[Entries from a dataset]

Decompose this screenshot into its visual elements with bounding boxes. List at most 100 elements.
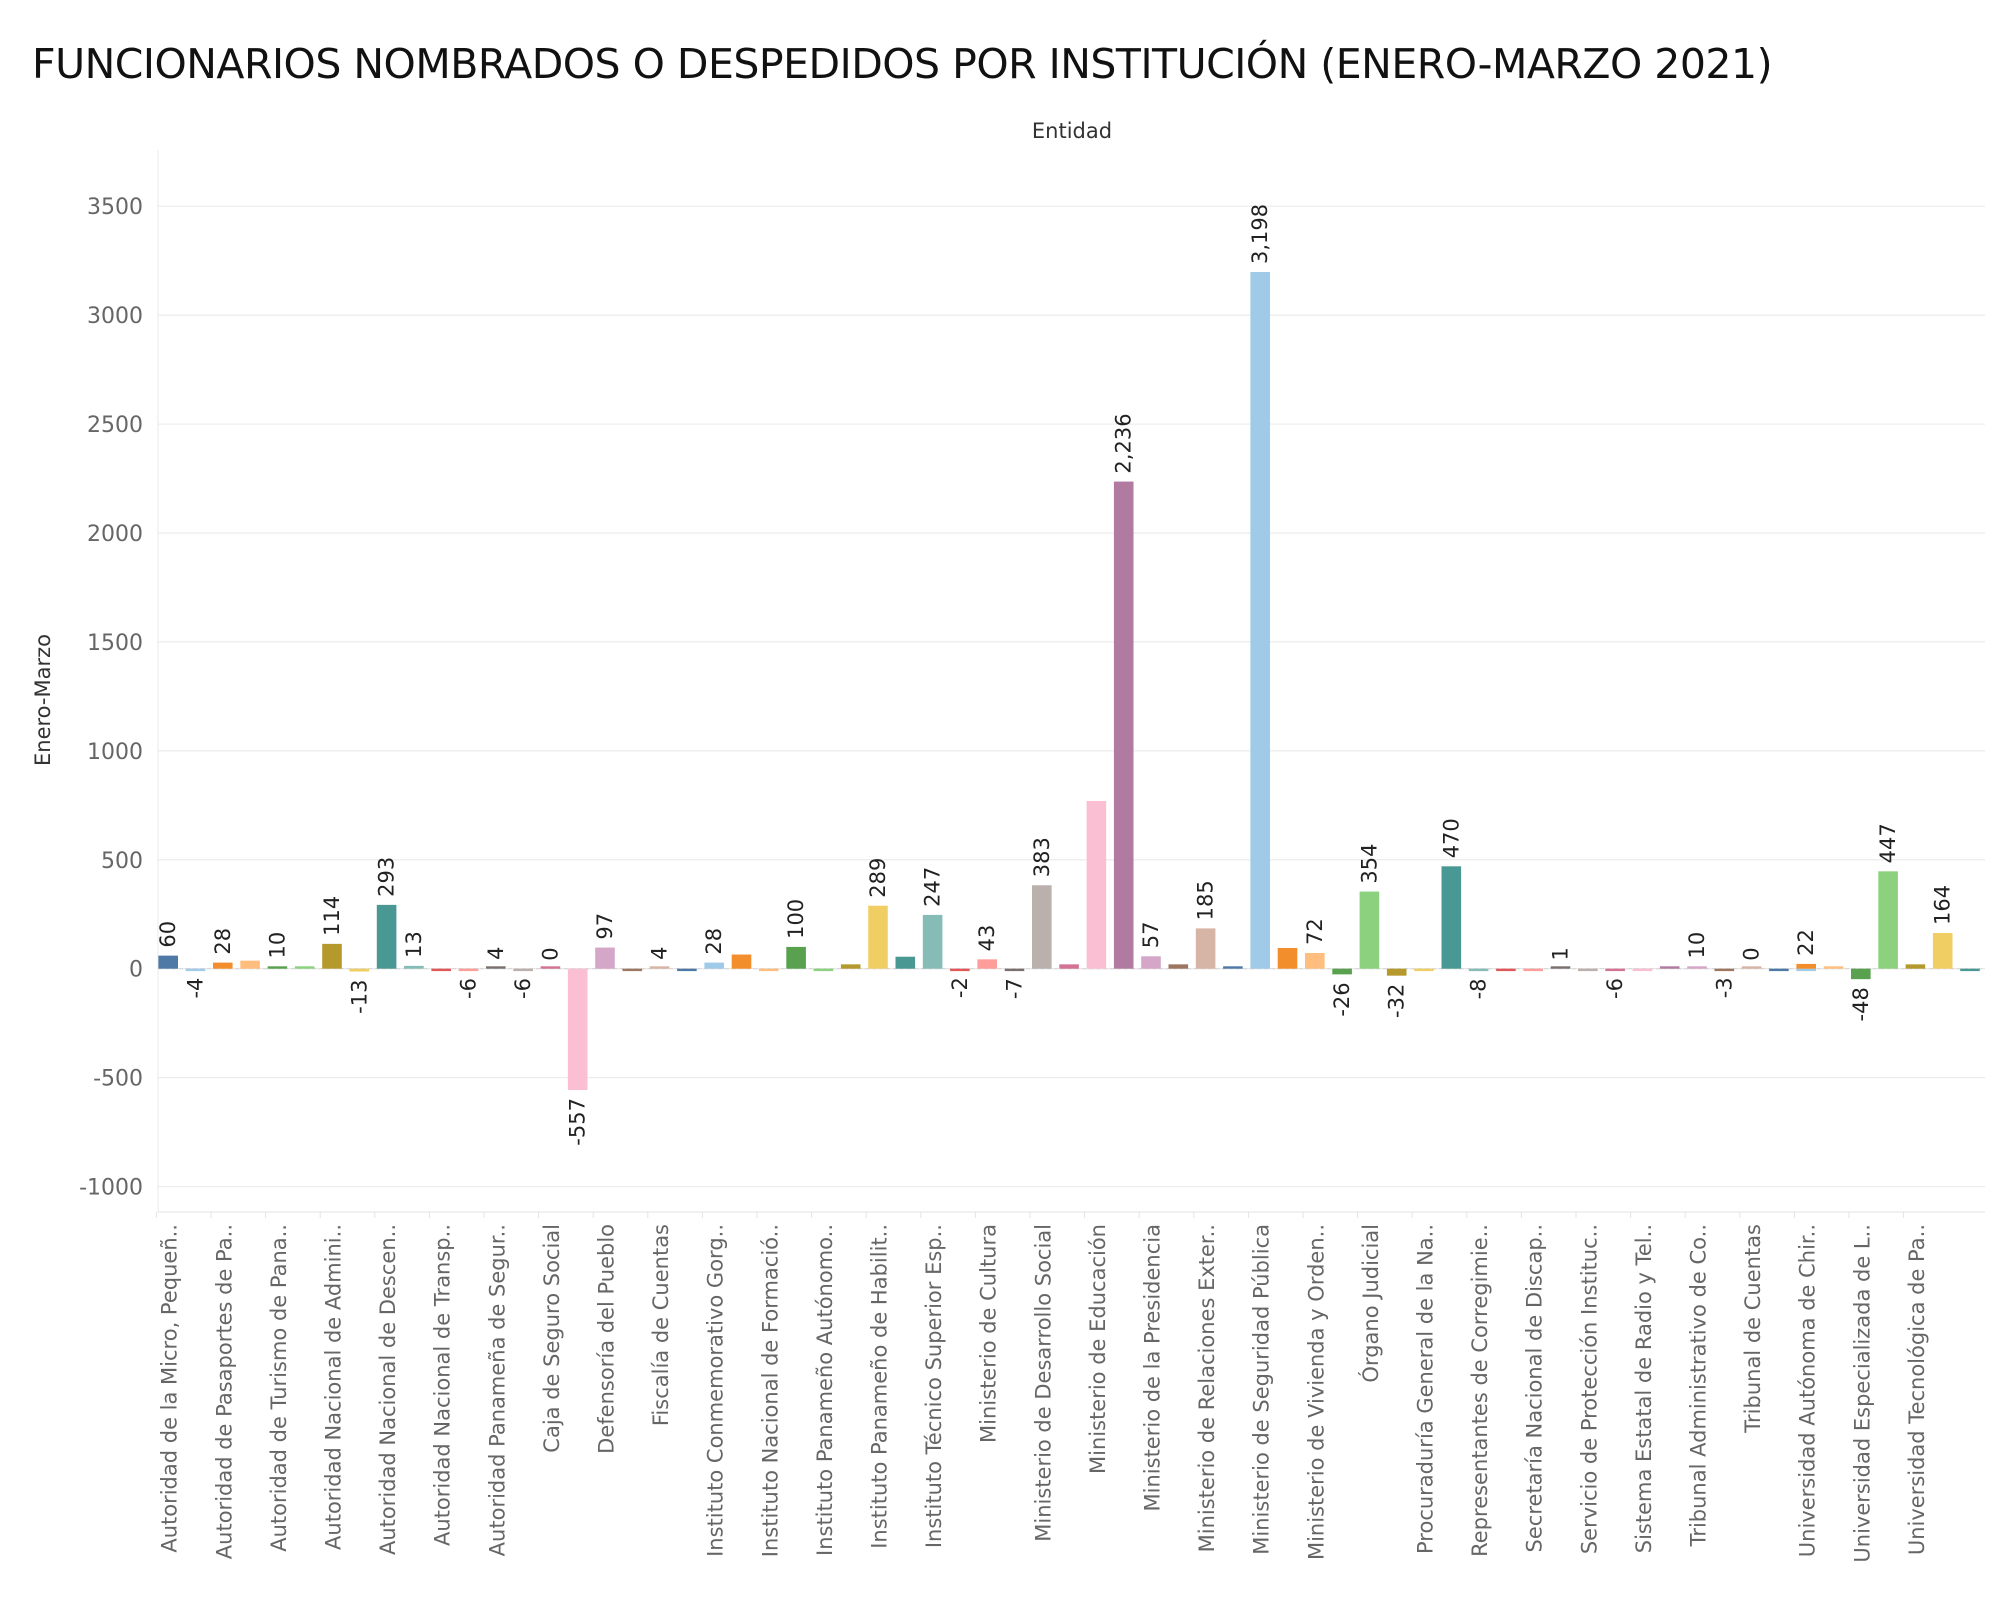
x-tick-label: Órgano Judicial [1358,1224,1383,1383]
data-label: 114 [320,896,344,936]
data-label: 4 [648,946,672,959]
x-tick-label: Autoridad Nacional de Transp.. [431,1224,455,1546]
bar [1605,968,1625,972]
data-label: 247 [921,867,945,907]
bar [185,968,206,972]
x-tick-label: Instituto Técnico Superior Esp.. [922,1224,946,1548]
bar [1905,964,1926,969]
data-label: 185 [1194,880,1218,920]
chart-title: FUNCIONARIOS NOMBRADOS O DESPEDIDOS POR … [32,40,1773,88]
data-label: -26 [1330,982,1354,1016]
x-tick-label: Instituto Nacional de Formació.. [758,1224,782,1557]
bar [158,955,178,969]
data-label: 470 [1439,818,1463,858]
bar [1796,968,1816,972]
bar [1714,968,1735,972]
x-axis-title: Entidad [1032,119,1112,143]
x-tick-label: Universidad Autónoma de Chir.. [1796,1224,1820,1557]
x-axis: Autoridad de la Micro, Pequeñ.. Autoridad… [155,1211,1985,1563]
bar [1851,968,1871,980]
bar [1632,968,1653,972]
bar [950,968,970,972]
bar [1769,968,1789,972]
data-label: 447 [1876,823,1900,863]
y-axis-title: Enero-Marzo [31,634,55,766]
bar [977,959,997,969]
gridlines [158,205,1985,1188]
bar [1305,953,1325,969]
bar [649,966,670,969]
bar [431,968,451,972]
data-label: 13 [402,931,426,958]
bar [376,904,397,969]
bar [1441,866,1462,969]
bar [1277,948,1298,969]
bar [1004,968,1025,972]
bar [1687,966,1707,969]
bar [1386,968,1407,976]
x-tick-label: Instituto Panameño de Habilit.. [868,1224,892,1549]
bar [759,968,779,972]
data-label: 60 [156,921,180,948]
bar [1059,964,1079,969]
data-label: 97 [593,913,617,940]
bar [404,965,424,969]
bar [322,943,342,969]
data-label: -3 [1712,977,1736,998]
data-label: 3,198 [1248,204,1272,264]
data-label: 100 [784,899,808,939]
y-tick-label: -500 [93,1067,143,1092]
bar [1796,963,1816,969]
bar [677,968,697,972]
y-axis: 3500 3000 2500 2000 1500 1000 500 0 -500 -1000 [79,150,159,1212]
data-label: -6 [457,978,481,999]
x-tick-label: Autoridad Nacional de Descen.. [376,1224,400,1555]
bar [1578,968,1598,972]
bar [213,962,233,969]
x-tick-label: Autoridad Panameña de Segur.. [485,1224,509,1556]
bar [1468,968,1489,972]
x-tick-label: Ministerio de Cultura [977,1224,1001,1443]
bar [294,966,315,969]
data-label: -557 [566,1098,590,1146]
data-label: 43 [975,925,999,952]
y-tick-label: 2000 [87,522,143,547]
data-label: 4 [484,946,508,959]
bar [1195,928,1216,969]
x-tick-label: Procuraduría General de la Na.. [1414,1224,1438,1554]
data-label: 383 [1030,837,1054,877]
bar [1496,968,1516,972]
data-label: 57 [1139,922,1163,949]
data-label: 72 [1303,918,1327,945]
bar [240,960,260,969]
y-tick-label: 0 [129,958,143,983]
bar [895,956,916,969]
x-tick-label: Tribunal Administrativo de Co.. [1687,1224,1711,1547]
x-tick-label: Ministerio de la Presidencia [1141,1224,1165,1511]
bar [1659,966,1680,969]
bar [1932,932,1953,969]
data-label: 293 [375,857,399,897]
data-label: -8 [1467,978,1491,999]
x-tick-label: Autoridad de la Micro, Pequeñ.. [158,1224,182,1553]
bar [1168,964,1189,969]
bar [731,954,752,969]
bar [1086,800,1107,969]
y-tick-label: 3000 [87,304,143,329]
data-label: -48 [1849,987,1873,1021]
bar [1878,871,1898,969]
x-tick-label: Autoridad de Turismo de Pana.. [267,1224,291,1552]
data-label: -2 [948,977,972,998]
x-tick-label: Ministerio de Desarrollo Social [1031,1224,1055,1542]
bar [458,968,479,972]
x-tick-label: Tribunal de Cuentas [1741,1224,1765,1434]
bar [840,964,861,969]
data-label: 289 [866,858,890,898]
data-label: -4 [184,978,208,999]
y-tick-label: 500 [101,849,143,874]
bar [1032,885,1052,969]
bar [1332,968,1352,975]
data-label: 28 [211,928,235,955]
data-label: -7 [1003,978,1027,999]
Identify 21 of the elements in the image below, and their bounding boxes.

▸ **Do this**
Turn the part of the records that opens with the line containing "x-tick-label: Órgano Judicial" and closes with the line containing "data-label: 470 [1439,818,1463,858]" into a Markdown table with the columns Row and Line, giving each line a row number and omitting blank lines.

▸ **Answer for this exercise**
| Row | Line |
|---|---|
| 1 | x-tick-label: Órgano Judicial [1358,1224,1383,1383] |
| 2 | data-label: 114 [320,896,344,936] |
| 3 | data-label: 4 [648,946,672,959] |
| 4 | x-tick-label: Autoridad Nacional de Transp.. [431,1224,455,1546] |
| 5 | bar [1605,968,1625,972] |
| 6 | data-label: 247 [921,867,945,907] |
| 7 | bar [185,968,206,972] |
| 8 | x-tick-label: Instituto Técnico Superior Esp.. [922,1224,946,1548] |
| 9 | bar [1905,964,1926,969] |
| 10 | data-label: 185 [1194,880,1218,920] |
| 11 | chart-title: FUNCIONARIOS NOMBRADOS O DESPEDIDOS POR … [32,40,1773,88] |
| 12 | data-label: -26 [1330,982,1354,1016] |
| 13 | x-tick-label: Instituto Nacional de Formació.. [758,1224,782,1557] |
| 14 | bar [158,955,178,969] |
| 15 | data-label: 470 [1439,818,1463,858] |